◆ What to work on: Write out the listing below in full and exactly, leaving out every picture.

◆ Record list:
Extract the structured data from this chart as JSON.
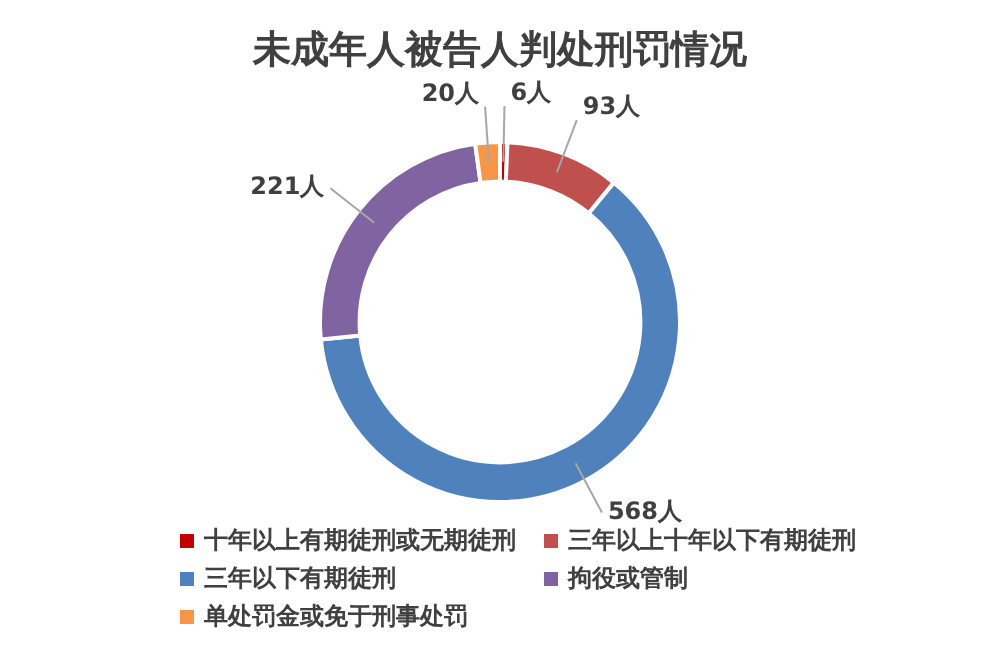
{
  "chart_data": {
    "type": "donut",
    "title": "未成年人被告人判处刑罚情况",
    "categories": [
      "十年以上有期徒刑或无期徒刑",
      "三年以上十年以下有期徒刑",
      "三年以下有期徒刑",
      "拘役或管制",
      "单处罚金或免于刑事处罚"
    ],
    "values": [
      6,
      93,
      568,
      221,
      20
    ],
    "colors": [
      "#c00000",
      "#c0504d",
      "#4f81bd",
      "#8064a2",
      "#f79646"
    ],
    "value_labels": [
      "6人",
      "93人",
      "568人",
      "221人",
      "20人"
    ],
    "legend": "bottom"
  }
}
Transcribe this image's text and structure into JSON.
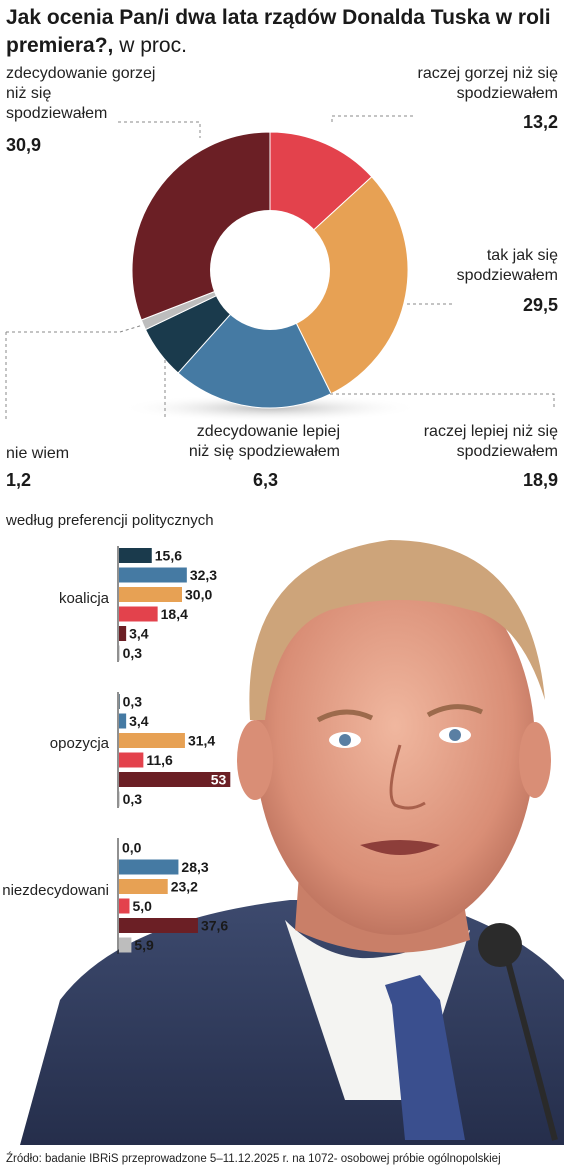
{
  "title": {
    "main": "Jak ocenia Pan/i dwa lata rządów Donalda Tuska w roli premiera?,",
    "unit": " w proc."
  },
  "colors": {
    "zdecydowanie_gorzej": "#6b1f25",
    "raczej_gorzej": "#e3424c",
    "tak_jak": "#e7a154",
    "raczej_lepiej": "#457aa3",
    "zdecydowanie_lepiej": "#1a3a4c",
    "nie_wiem": "#bdbdbd"
  },
  "chart_data": [
    {
      "type": "pie",
      "slices": [
        {
          "name": "raczej gorzej niż się spodziewałem",
          "value": 13.2
        },
        {
          "name": "tak jak się spodziewałem",
          "value": 29.5
        },
        {
          "name": "raczej lepiej niż się spodziewałem",
          "value": 18.9
        },
        {
          "name": "zdecydowanie lepiej niż się spodziewałem",
          "value": 6.3
        },
        {
          "name": "nie wiem",
          "value": 1.2
        },
        {
          "name": "zdecydowanie gorzej niż się spodziewałem",
          "value": 30.9
        }
      ],
      "labels": {
        "zg_text": [
          "zdecydowanie gorzej",
          "niż się",
          "spodziewałem"
        ],
        "zg_val": "30,9",
        "rg_text": [
          "raczej gorzej niż się",
          "spodziewałem"
        ],
        "rg_val": "13,2",
        "tj_text": [
          "tak jak się",
          "spodziewałem"
        ],
        "tj_val": "29,5",
        "rl_text": [
          "raczej lepiej niż się",
          "spodziewałem"
        ],
        "rl_val": "18,9",
        "zl_text": [
          "zdecydowanie lepiej",
          "niż się spodziewałem"
        ],
        "zl_val": "6,3",
        "nw_text": [
          "nie wiem"
        ],
        "nw_val": "1,2"
      }
    },
    {
      "type": "bar",
      "title": "według preferencji politycznych",
      "series_order": [
        "zdecydowanie lepiej",
        "raczej lepiej",
        "tak jak",
        "raczej gorzej",
        "zdecydowanie gorzej",
        "nie wiem"
      ],
      "groups": [
        {
          "name": "koalicja",
          "values": [
            15.6,
            32.3,
            30.0,
            18.4,
            3.4,
            0.3
          ],
          "labels": [
            "15,6",
            "32,3",
            "30,0",
            "18,4",
            "3,4",
            "0,3"
          ]
        },
        {
          "name": "opozycja",
          "values": [
            0.3,
            3.4,
            31.4,
            11.6,
            53,
            0.3
          ],
          "labels": [
            "0,3",
            "3,4",
            "31,4",
            "11,6",
            "53",
            "0,3"
          ]
        },
        {
          "name": "niezdecydowani",
          "values": [
            0.0,
            28.3,
            23.2,
            5.0,
            37.6,
            5.9
          ],
          "labels": [
            "0,0",
            "28,3",
            "23,2",
            "5,0",
            "37,6",
            "5,9"
          ]
        }
      ]
    }
  ],
  "source": "Źródło: badanie IBRiS przeprowadzone  5–11.12.2025 r. na 1072- osobowej próbie ogólnopolskiej"
}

◆ The answer:
Extract the structured data from this chart as JSON.
{
  "chart_data": {
    "type": "donut",
    "title": "未成年人被告人判处刑罚情况",
    "categories": [
      "十年以上有期徒刑或无期徒刑",
      "三年以上十年以下有期徒刑",
      "三年以下有期徒刑",
      "拘役或管制",
      "单处罚金或免于刑事处罚"
    ],
    "values": [
      6,
      93,
      568,
      221,
      20
    ],
    "colors": [
      "#c00000",
      "#c0504d",
      "#4f81bd",
      "#8064a2",
      "#f79646"
    ],
    "value_labels": [
      "6人",
      "93人",
      "568人",
      "221人",
      "20人"
    ],
    "legend": "bottom"
  }
}
Transcribe this image's text and structure into JSON.
{
  "title": {
    "main": "Jak ocenia Pan/i dwa lata rządów Donalda Tuska w roli premiera?,",
    "unit": " w proc."
  },
  "colors": {
    "zdecydowanie_gorzej": "#6b1f25",
    "raczej_gorzej": "#e3424c",
    "tak_jak": "#e7a154",
    "raczej_lepiej": "#457aa3",
    "zdecydowanie_lepiej": "#1a3a4c",
    "nie_wiem": "#bdbdbd"
  },
  "chart_data": [
    {
      "type": "pie",
      "slices": [
        {
          "name": "raczej gorzej niż się spodziewałem",
          "value": 13.2
        },
        {
          "name": "tak jak się spodziewałem",
          "value": 29.5
        },
        {
          "name": "raczej lepiej niż się spodziewałem",
          "value": 18.9
        },
        {
          "name": "zdecydowanie lepiej niż się spodziewałem",
          "value": 6.3
        },
        {
          "name": "nie wiem",
          "value": 1.2
        },
        {
          "name": "zdecydowanie gorzej niż się spodziewałem",
          "value": 30.9
        }
      ],
      "labels": {
        "zg_text": [
          "zdecydowanie gorzej",
          "niż się",
          "spodziewałem"
        ],
        "zg_val": "30,9",
        "rg_text": [
          "raczej gorzej niż się",
          "spodziewałem"
        ],
        "rg_val": "13,2",
        "tj_text": [
          "tak jak się",
          "spodziewałem"
        ],
        "tj_val": "29,5",
        "rl_text": [
          "raczej lepiej niż się",
          "spodziewałem"
        ],
        "rl_val": "18,9",
        "zl_text": [
          "zdecydowanie lepiej",
          "niż się spodziewałem"
        ],
        "zl_val": "6,3",
        "nw_text": [
          "nie wiem"
        ],
        "nw_val": "1,2"
      }
    },
    {
      "type": "bar",
      "title": "według preferencji politycznych",
      "series_order": [
        "zdecydowanie lepiej",
        "raczej lepiej",
        "tak jak",
        "raczej gorzej",
        "zdecydowanie gorzej",
        "nie wiem"
      ],
      "groups": [
        {
          "name": "koalicja",
          "values": [
            15.6,
            32.3,
            30.0,
            18.4,
            3.4,
            0.3
          ],
          "labels": [
            "15,6",
            "32,3",
            "30,0",
            "18,4",
            "3,4",
            "0,3"
          ]
        },
        {
          "name": "opozycja",
          "values": [
            0.3,
            3.4,
            31.4,
            11.6,
            53,
            0.3
          ],
          "labels": [
            "0,3",
            "3,4",
            "31,4",
            "11,6",
            "53",
            "0,3"
          ]
        },
        {
          "name": "niezdecydowani",
          "values": [
            0.0,
            28.3,
            23.2,
            5.0,
            37.6,
            5.9
          ],
          "labels": [
            "0,0",
            "28,3",
            "23,2",
            "5,0",
            "37,6",
            "5,9"
          ]
        }
      ]
    }
  ],
  "source": "Źródło: badanie IBRiS przeprowadzone  5–11.12.2025 r. na 1072- osobowej próbie ogólnopolskiej"
}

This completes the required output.